GIVEN INSTRUCTION:
Output each entry that follows exactly. Images stay out.

INPUT MATERIAL:
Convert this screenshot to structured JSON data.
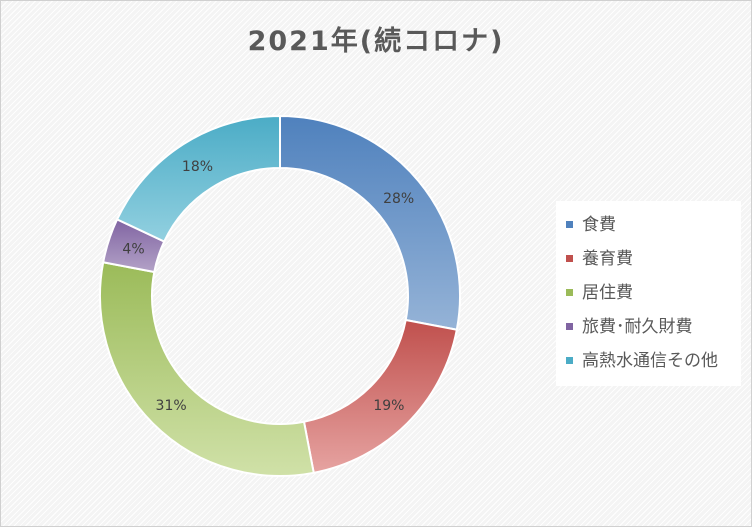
{
  "chart_data": {
    "type": "pie",
    "title": "2021年(続コロナ)",
    "categories": [
      "食費",
      "養育費",
      "居住費",
      "旅費･耐久財費",
      "高熱水通信その他"
    ],
    "values": [
      28,
      19,
      31,
      4,
      18
    ],
    "data_labels": [
      "28%",
      "19%",
      "31%",
      "4%",
      "18%"
    ],
    "colors": [
      "#4f81bd",
      "#c0504d",
      "#9bbb59",
      "#8064a2",
      "#4bacc6"
    ],
    "light_colors": [
      "#95b3d7",
      "#e6a3a1",
      "#d0e1a8",
      "#b3a2c7",
      "#92d0e0"
    ],
    "donut": true,
    "legend_position": "right"
  }
}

COMPLETED EXERCISE:
Convert this screenshot to structured JSON data.
{
  "chart_data": {
    "type": "pie",
    "title": "2021年(続コロナ)",
    "categories": [
      "食費",
      "養育費",
      "居住費",
      "旅費･耐久財費",
      "高熱水通信その他"
    ],
    "values": [
      28,
      19,
      31,
      4,
      18
    ],
    "data_labels": [
      "28%",
      "19%",
      "31%",
      "4%",
      "18%"
    ],
    "colors": [
      "#4f81bd",
      "#c0504d",
      "#9bbb59",
      "#8064a2",
      "#4bacc6"
    ],
    "light_colors": [
      "#95b3d7",
      "#e6a3a1",
      "#d0e1a8",
      "#b3a2c7",
      "#92d0e0"
    ],
    "donut": true,
    "legend_position": "right"
  }
}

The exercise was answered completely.